(begin)

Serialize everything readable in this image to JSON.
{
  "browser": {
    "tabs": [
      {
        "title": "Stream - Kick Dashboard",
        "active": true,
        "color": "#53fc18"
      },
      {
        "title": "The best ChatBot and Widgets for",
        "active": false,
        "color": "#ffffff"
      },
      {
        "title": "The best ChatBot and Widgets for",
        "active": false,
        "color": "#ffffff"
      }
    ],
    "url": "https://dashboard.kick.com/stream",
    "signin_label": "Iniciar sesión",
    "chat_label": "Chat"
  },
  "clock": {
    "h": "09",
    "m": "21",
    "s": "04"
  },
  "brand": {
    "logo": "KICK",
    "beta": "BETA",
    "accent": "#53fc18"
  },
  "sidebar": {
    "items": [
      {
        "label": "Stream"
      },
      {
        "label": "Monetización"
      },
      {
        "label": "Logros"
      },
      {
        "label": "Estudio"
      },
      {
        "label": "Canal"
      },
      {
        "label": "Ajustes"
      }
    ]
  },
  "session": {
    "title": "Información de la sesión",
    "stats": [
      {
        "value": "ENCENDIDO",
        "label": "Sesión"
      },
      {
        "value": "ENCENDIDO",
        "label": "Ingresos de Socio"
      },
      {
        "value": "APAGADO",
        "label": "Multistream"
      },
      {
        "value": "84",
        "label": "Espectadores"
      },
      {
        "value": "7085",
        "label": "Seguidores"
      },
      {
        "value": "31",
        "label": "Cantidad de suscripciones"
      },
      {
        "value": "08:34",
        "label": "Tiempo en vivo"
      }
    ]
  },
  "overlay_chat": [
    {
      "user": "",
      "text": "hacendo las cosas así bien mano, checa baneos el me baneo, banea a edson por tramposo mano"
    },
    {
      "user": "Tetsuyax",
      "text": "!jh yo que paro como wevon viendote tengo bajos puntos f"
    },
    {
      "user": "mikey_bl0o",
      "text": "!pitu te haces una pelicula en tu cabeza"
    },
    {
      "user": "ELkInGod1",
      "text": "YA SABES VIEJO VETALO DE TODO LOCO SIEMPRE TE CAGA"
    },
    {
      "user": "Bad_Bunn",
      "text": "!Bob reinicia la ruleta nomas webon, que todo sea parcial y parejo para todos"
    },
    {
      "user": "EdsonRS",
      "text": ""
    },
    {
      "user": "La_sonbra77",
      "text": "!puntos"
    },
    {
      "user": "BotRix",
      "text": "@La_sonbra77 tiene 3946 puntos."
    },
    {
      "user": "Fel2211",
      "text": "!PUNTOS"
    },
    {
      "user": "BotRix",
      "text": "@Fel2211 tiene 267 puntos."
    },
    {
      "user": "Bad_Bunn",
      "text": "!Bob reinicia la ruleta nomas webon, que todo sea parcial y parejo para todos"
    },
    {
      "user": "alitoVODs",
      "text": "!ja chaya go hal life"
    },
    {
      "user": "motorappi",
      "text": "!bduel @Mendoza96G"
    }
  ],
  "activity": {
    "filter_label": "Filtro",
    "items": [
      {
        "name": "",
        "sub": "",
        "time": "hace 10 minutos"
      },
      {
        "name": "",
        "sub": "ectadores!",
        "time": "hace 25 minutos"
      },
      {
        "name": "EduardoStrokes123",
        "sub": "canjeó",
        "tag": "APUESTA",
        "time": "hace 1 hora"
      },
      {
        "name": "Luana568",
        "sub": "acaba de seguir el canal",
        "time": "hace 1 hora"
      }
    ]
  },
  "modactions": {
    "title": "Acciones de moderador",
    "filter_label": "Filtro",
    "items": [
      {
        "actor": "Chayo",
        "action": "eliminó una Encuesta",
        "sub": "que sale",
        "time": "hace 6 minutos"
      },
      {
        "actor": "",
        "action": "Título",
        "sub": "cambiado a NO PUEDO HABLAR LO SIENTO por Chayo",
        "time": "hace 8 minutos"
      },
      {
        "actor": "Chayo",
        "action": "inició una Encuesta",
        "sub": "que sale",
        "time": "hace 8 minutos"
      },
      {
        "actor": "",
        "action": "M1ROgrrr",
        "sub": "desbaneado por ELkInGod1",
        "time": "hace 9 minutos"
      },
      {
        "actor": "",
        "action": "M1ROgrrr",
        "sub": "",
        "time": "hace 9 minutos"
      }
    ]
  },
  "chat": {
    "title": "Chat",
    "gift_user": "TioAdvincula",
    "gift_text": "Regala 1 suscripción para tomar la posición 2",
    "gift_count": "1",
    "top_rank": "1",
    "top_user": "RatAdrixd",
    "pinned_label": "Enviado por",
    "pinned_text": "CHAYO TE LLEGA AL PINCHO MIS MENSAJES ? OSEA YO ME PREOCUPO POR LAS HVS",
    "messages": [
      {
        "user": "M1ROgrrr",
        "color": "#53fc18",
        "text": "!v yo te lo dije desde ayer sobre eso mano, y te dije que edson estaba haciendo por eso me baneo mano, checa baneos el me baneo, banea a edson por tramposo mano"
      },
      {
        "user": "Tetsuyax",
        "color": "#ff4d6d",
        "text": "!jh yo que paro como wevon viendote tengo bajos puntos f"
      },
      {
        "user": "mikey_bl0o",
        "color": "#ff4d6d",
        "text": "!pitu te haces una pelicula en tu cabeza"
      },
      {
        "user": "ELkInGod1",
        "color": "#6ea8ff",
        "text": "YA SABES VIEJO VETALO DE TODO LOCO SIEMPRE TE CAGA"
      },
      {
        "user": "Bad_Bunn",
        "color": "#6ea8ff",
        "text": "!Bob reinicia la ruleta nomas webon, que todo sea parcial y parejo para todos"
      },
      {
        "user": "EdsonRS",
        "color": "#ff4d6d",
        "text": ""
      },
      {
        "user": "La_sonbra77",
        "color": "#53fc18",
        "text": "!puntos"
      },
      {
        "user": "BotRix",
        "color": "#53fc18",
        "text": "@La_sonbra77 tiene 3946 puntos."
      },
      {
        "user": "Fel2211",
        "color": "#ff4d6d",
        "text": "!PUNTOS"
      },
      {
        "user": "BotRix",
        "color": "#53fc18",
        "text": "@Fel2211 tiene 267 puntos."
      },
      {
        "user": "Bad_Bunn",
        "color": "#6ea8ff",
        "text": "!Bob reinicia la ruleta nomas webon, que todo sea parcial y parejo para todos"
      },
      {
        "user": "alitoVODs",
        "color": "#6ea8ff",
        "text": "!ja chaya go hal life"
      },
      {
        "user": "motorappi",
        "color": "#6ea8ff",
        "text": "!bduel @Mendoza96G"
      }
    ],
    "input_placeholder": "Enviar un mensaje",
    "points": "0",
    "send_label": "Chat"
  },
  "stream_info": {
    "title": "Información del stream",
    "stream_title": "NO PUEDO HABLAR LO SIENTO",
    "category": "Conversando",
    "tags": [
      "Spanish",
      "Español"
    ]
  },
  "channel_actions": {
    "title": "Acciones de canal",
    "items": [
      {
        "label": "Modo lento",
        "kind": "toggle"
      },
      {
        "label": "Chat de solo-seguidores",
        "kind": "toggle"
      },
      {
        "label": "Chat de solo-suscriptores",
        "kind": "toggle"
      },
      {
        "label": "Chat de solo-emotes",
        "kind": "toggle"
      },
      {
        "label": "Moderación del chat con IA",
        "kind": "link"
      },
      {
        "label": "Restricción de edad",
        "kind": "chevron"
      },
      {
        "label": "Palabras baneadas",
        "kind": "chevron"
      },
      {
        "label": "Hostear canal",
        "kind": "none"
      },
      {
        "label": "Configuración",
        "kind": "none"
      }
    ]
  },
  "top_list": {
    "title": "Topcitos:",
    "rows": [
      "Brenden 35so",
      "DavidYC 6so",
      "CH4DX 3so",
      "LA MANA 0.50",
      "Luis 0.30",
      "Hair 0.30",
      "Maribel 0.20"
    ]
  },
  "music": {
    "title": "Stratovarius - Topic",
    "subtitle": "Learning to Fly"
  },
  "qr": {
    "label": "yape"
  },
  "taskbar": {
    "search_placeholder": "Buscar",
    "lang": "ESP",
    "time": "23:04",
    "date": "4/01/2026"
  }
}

(end)

- [Goal]: Copy out each line of the data containing the string "Acciones".

- [Answer for the task]:
    "title": "Acciones de moderador",
    "title": "Acciones de canal",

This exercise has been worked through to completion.